Pictures do not belong in your copy. Repeat all the other data exactly.

-- BEGIN --

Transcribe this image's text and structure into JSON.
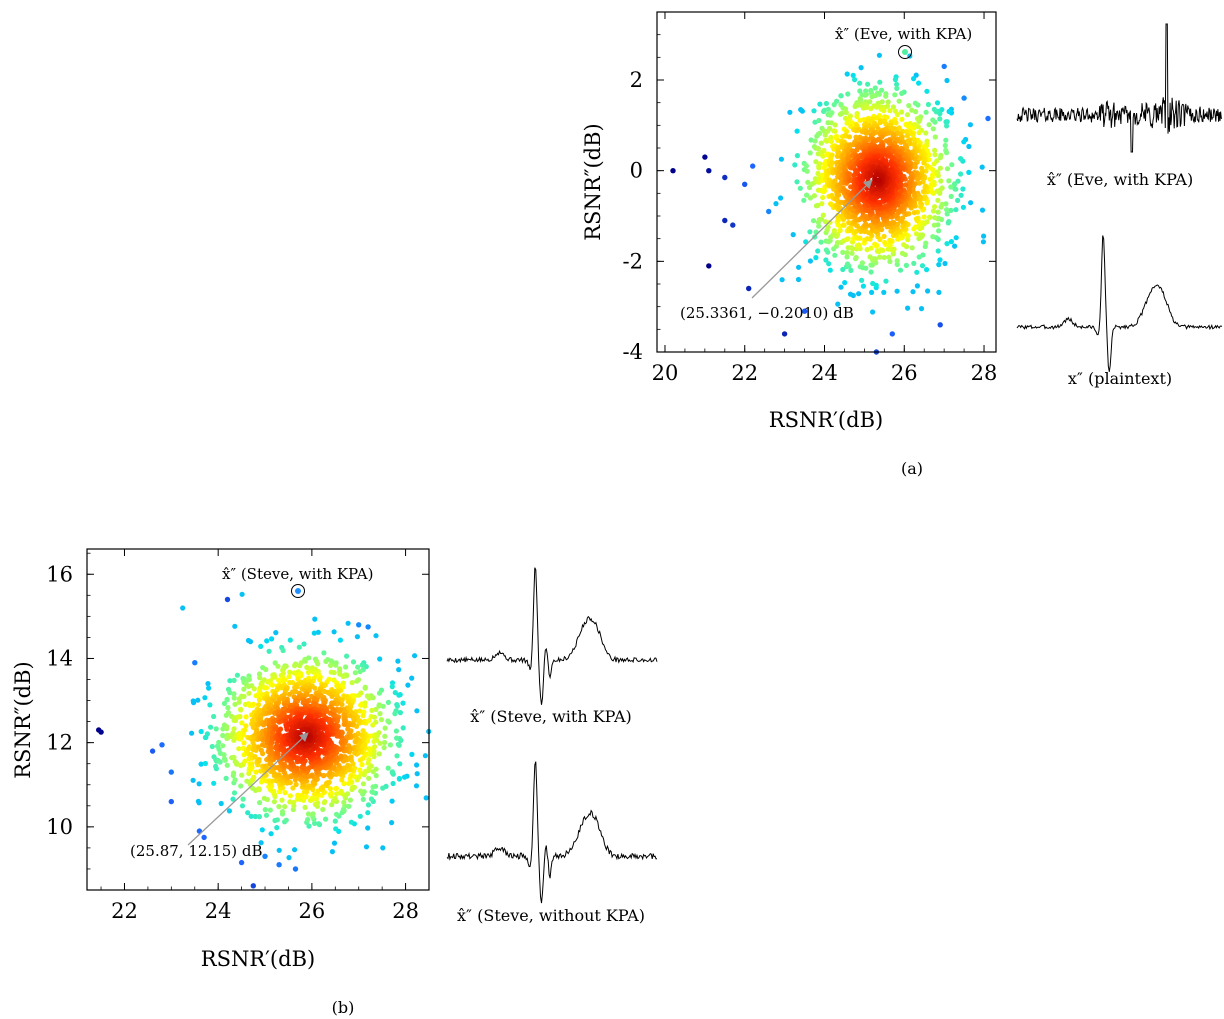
{
  "chart_data": [
    {
      "type": "scatter",
      "panel": "(a)",
      "xlabel": "RSNR′(dB)",
      "ylabel": "RSNR″(dB)",
      "xlim": [
        19.8,
        28.3
      ],
      "ylim": [
        -4.0,
        3.5
      ],
      "xticks": [
        "20",
        "22",
        "24",
        "26",
        "28"
      ],
      "yticks": [
        "2",
        "0",
        "-2",
        "-4"
      ],
      "xtick_values": [
        20,
        22,
        24,
        26,
        28
      ],
      "ytick_values": [
        2,
        0,
        -2,
        -4
      ],
      "center": [
        25.3361,
        -0.201
      ],
      "spread": [
        0.85,
        0.9
      ],
      "num_points": 1800,
      "outliers": [
        [
          20.2,
          0.0
        ],
        [
          21.0,
          0.3
        ],
        [
          21.1,
          0.0
        ],
        [
          21.5,
          -0.15
        ],
        [
          21.5,
          -1.1
        ],
        [
          21.7,
          -1.2
        ],
        [
          21.1,
          -2.1
        ],
        [
          22.1,
          -2.6
        ],
        [
          23.0,
          -3.6
        ],
        [
          25.3,
          -4.0
        ],
        [
          25.7,
          -3.6
        ],
        [
          26.9,
          -3.4
        ],
        [
          22.2,
          0.1
        ],
        [
          22.0,
          -0.3
        ],
        [
          22.6,
          -0.9
        ],
        [
          23.5,
          -3.1
        ],
        [
          27.0,
          2.3
        ],
        [
          28.1,
          1.15
        ],
        [
          27.5,
          1.6
        ]
      ],
      "highlight": [
        26.1,
        2.65
      ],
      "highlight_label": "x̂″ (Eve, with KPA)",
      "annotation": "(25.3361, −0.2010) dB",
      "colormap": [
        "#00008b",
        "#1e64ff",
        "#00e0f0",
        "#80ff80",
        "#ffff00",
        "#ffa000",
        "#ff3000",
        "#b00000"
      ]
    },
    {
      "type": "scatter",
      "panel": "(b)",
      "xlabel": "RSNR′(dB)",
      "ylabel": "RSNR″(dB)",
      "xlim": [
        21.2,
        28.5
      ],
      "ylim": [
        8.5,
        16.6
      ],
      "xticks": [
        "22",
        "24",
        "26",
        "28"
      ],
      "yticks": [
        "16",
        "14",
        "12",
        "10"
      ],
      "xtick_values": [
        22,
        24,
        26,
        28
      ],
      "ytick_values": [
        16,
        14,
        12,
        10
      ],
      "center": [
        25.87,
        12.15
      ],
      "spread": [
        0.85,
        0.9
      ],
      "num_points": 1800,
      "outliers": [
        [
          21.45,
          12.3
        ],
        [
          21.5,
          12.25
        ],
        [
          24.2,
          15.4
        ],
        [
          22.6,
          11.8
        ],
        [
          22.8,
          11.95
        ],
        [
          23.0,
          10.6
        ],
        [
          23.6,
          9.9
        ],
        [
          23.7,
          9.75
        ],
        [
          24.5,
          9.15
        ],
        [
          24.75,
          8.6
        ],
        [
          25.0,
          9.3
        ],
        [
          25.3,
          9.1
        ],
        [
          25.65,
          9.0
        ],
        [
          23.0,
          11.3
        ],
        [
          23.5,
          13.9
        ],
        [
          27.0,
          14.8
        ],
        [
          27.2,
          14.75
        ]
      ],
      "highlight": [
        25.7,
        15.65
      ],
      "highlight_label": "x̂″ (Steve, with KPA)",
      "annotation": "(25.87, 12.15) dB",
      "colormap": [
        "#00008b",
        "#1e64ff",
        "#00e0f0",
        "#80ff80",
        "#ffff00",
        "#ffa000",
        "#ff3000",
        "#b00000"
      ]
    }
  ],
  "waveforms": {
    "eve": "x̂″ (Eve, with KPA)",
    "plain": "x″ (plaintext)",
    "steve_kpa": "x̂″ (Steve, with KPA)",
    "steve_nokpa": "x̂″ (Steve, without KPA)"
  },
  "captions": {
    "a": "(a)",
    "b": "(b)"
  }
}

-- END --

● **Answer to this exercise**
Transcribe this image's text and structure into JSON.
{
  "chart_data": [
    {
      "type": "scatter",
      "panel": "(a)",
      "xlabel": "RSNR′(dB)",
      "ylabel": "RSNR″(dB)",
      "xlim": [
        19.8,
        28.3
      ],
      "ylim": [
        -4.0,
        3.5
      ],
      "xticks": [
        "20",
        "22",
        "24",
        "26",
        "28"
      ],
      "yticks": [
        "2",
        "0",
        "-2",
        "-4"
      ],
      "xtick_values": [
        20,
        22,
        24,
        26,
        28
      ],
      "ytick_values": [
        2,
        0,
        -2,
        -4
      ],
      "center": [
        25.3361,
        -0.201
      ],
      "spread": [
        0.85,
        0.9
      ],
      "num_points": 1800,
      "outliers": [
        [
          20.2,
          0.0
        ],
        [
          21.0,
          0.3
        ],
        [
          21.1,
          0.0
        ],
        [
          21.5,
          -0.15
        ],
        [
          21.5,
          -1.1
        ],
        [
          21.7,
          -1.2
        ],
        [
          21.1,
          -2.1
        ],
        [
          22.1,
          -2.6
        ],
        [
          23.0,
          -3.6
        ],
        [
          25.3,
          -4.0
        ],
        [
          25.7,
          -3.6
        ],
        [
          26.9,
          -3.4
        ],
        [
          22.2,
          0.1
        ],
        [
          22.0,
          -0.3
        ],
        [
          22.6,
          -0.9
        ],
        [
          23.5,
          -3.1
        ],
        [
          27.0,
          2.3
        ],
        [
          28.1,
          1.15
        ],
        [
          27.5,
          1.6
        ]
      ],
      "highlight": [
        26.1,
        2.65
      ],
      "highlight_label": "x̂″ (Eve, with KPA)",
      "annotation": "(25.3361, −0.2010) dB",
      "colormap": [
        "#00008b",
        "#1e64ff",
        "#00e0f0",
        "#80ff80",
        "#ffff00",
        "#ffa000",
        "#ff3000",
        "#b00000"
      ]
    },
    {
      "type": "scatter",
      "panel": "(b)",
      "xlabel": "RSNR′(dB)",
      "ylabel": "RSNR″(dB)",
      "xlim": [
        21.2,
        28.5
      ],
      "ylim": [
        8.5,
        16.6
      ],
      "xticks": [
        "22",
        "24",
        "26",
        "28"
      ],
      "yticks": [
        "16",
        "14",
        "12",
        "10"
      ],
      "xtick_values": [
        22,
        24,
        26,
        28
      ],
      "ytick_values": [
        16,
        14,
        12,
        10
      ],
      "center": [
        25.87,
        12.15
      ],
      "spread": [
        0.85,
        0.9
      ],
      "num_points": 1800,
      "outliers": [
        [
          21.45,
          12.3
        ],
        [
          21.5,
          12.25
        ],
        [
          24.2,
          15.4
        ],
        [
          22.6,
          11.8
        ],
        [
          22.8,
          11.95
        ],
        [
          23.0,
          10.6
        ],
        [
          23.6,
          9.9
        ],
        [
          23.7,
          9.75
        ],
        [
          24.5,
          9.15
        ],
        [
          24.75,
          8.6
        ],
        [
          25.0,
          9.3
        ],
        [
          25.3,
          9.1
        ],
        [
          25.65,
          9.0
        ],
        [
          23.0,
          11.3
        ],
        [
          23.5,
          13.9
        ],
        [
          27.0,
          14.8
        ],
        [
          27.2,
          14.75
        ]
      ],
      "highlight": [
        25.7,
        15.65
      ],
      "highlight_label": "x̂″ (Steve, with KPA)",
      "annotation": "(25.87, 12.15) dB",
      "colormap": [
        "#00008b",
        "#1e64ff",
        "#00e0f0",
        "#80ff80",
        "#ffff00",
        "#ffa000",
        "#ff3000",
        "#b00000"
      ]
    }
  ],
  "waveforms": {
    "eve": "x̂″ (Eve, with KPA)",
    "plain": "x″ (plaintext)",
    "steve_kpa": "x̂″ (Steve, with KPA)",
    "steve_nokpa": "x̂″ (Steve, without KPA)"
  },
  "captions": {
    "a": "(a)",
    "b": "(b)"
  }
}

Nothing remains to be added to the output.